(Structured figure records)
————

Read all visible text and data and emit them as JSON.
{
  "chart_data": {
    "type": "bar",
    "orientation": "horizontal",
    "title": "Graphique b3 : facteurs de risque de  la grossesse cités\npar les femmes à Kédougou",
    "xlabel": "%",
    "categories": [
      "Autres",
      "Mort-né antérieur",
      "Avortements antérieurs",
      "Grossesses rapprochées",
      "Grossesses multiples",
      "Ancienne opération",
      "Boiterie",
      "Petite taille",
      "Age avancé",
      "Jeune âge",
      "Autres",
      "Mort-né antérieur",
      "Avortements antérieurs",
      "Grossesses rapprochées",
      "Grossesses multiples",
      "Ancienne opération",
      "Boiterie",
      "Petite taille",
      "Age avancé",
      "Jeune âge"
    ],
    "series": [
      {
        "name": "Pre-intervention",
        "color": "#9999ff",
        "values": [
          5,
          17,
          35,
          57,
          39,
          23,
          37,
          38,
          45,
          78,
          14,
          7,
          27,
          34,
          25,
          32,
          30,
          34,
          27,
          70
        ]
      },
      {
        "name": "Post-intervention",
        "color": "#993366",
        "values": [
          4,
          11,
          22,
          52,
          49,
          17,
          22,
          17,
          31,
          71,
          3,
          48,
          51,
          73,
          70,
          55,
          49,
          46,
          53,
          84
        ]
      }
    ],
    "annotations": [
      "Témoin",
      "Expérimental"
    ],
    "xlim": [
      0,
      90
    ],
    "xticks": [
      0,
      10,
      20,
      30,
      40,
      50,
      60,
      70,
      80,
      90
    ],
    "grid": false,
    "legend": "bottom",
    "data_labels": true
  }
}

————

◆ What to do
Transcribe all lines as written.

◆ Reply to the task
Read all visible text and data and emit them as JSON.
{
  "chart_data": {
    "type": "bar",
    "orientation": "horizontal",
    "title": "Graphique b3 : facteurs de risque de  la grossesse cités\npar les femmes à Kédougou",
    "xlabel": "%",
    "categories": [
      "Autres",
      "Mort-né antérieur",
      "Avortements antérieurs",
      "Grossesses rapprochées",
      "Grossesses multiples",
      "Ancienne opération",
      "Boiterie",
      "Petite taille",
      "Age avancé",
      "Jeune âge",
      "Autres",
      "Mort-né antérieur",
      "Avortements antérieurs",
      "Grossesses rapprochées",
      "Grossesses multiples",
      "Ancienne opération",
      "Boiterie",
      "Petite taille",
      "Age avancé",
      "Jeune âge"
    ],
    "series": [
      {
        "name": "Pre-intervention",
        "color": "#9999ff",
        "values": [
          5,
          17,
          35,
          57,
          39,
          23,
          37,
          38,
          45,
          78,
          14,
          7,
          27,
          34,
          25,
          32,
          30,
          34,
          27,
          70
        ]
      },
      {
        "name": "Post-intervention",
        "color": "#993366",
        "values": [
          4,
          11,
          22,
          52,
          49,
          17,
          22,
          17,
          31,
          71,
          3,
          48,
          51,
          73,
          70,
          55,
          49,
          46,
          53,
          84
        ]
      }
    ],
    "annotations": [
      "Témoin",
      "Expérimental"
    ],
    "xlim": [
      0,
      90
    ],
    "xticks": [
      0,
      10,
      20,
      30,
      40,
      50,
      60,
      70,
      80,
      90
    ],
    "grid": false,
    "legend": "bottom",
    "data_labels": true
  }
}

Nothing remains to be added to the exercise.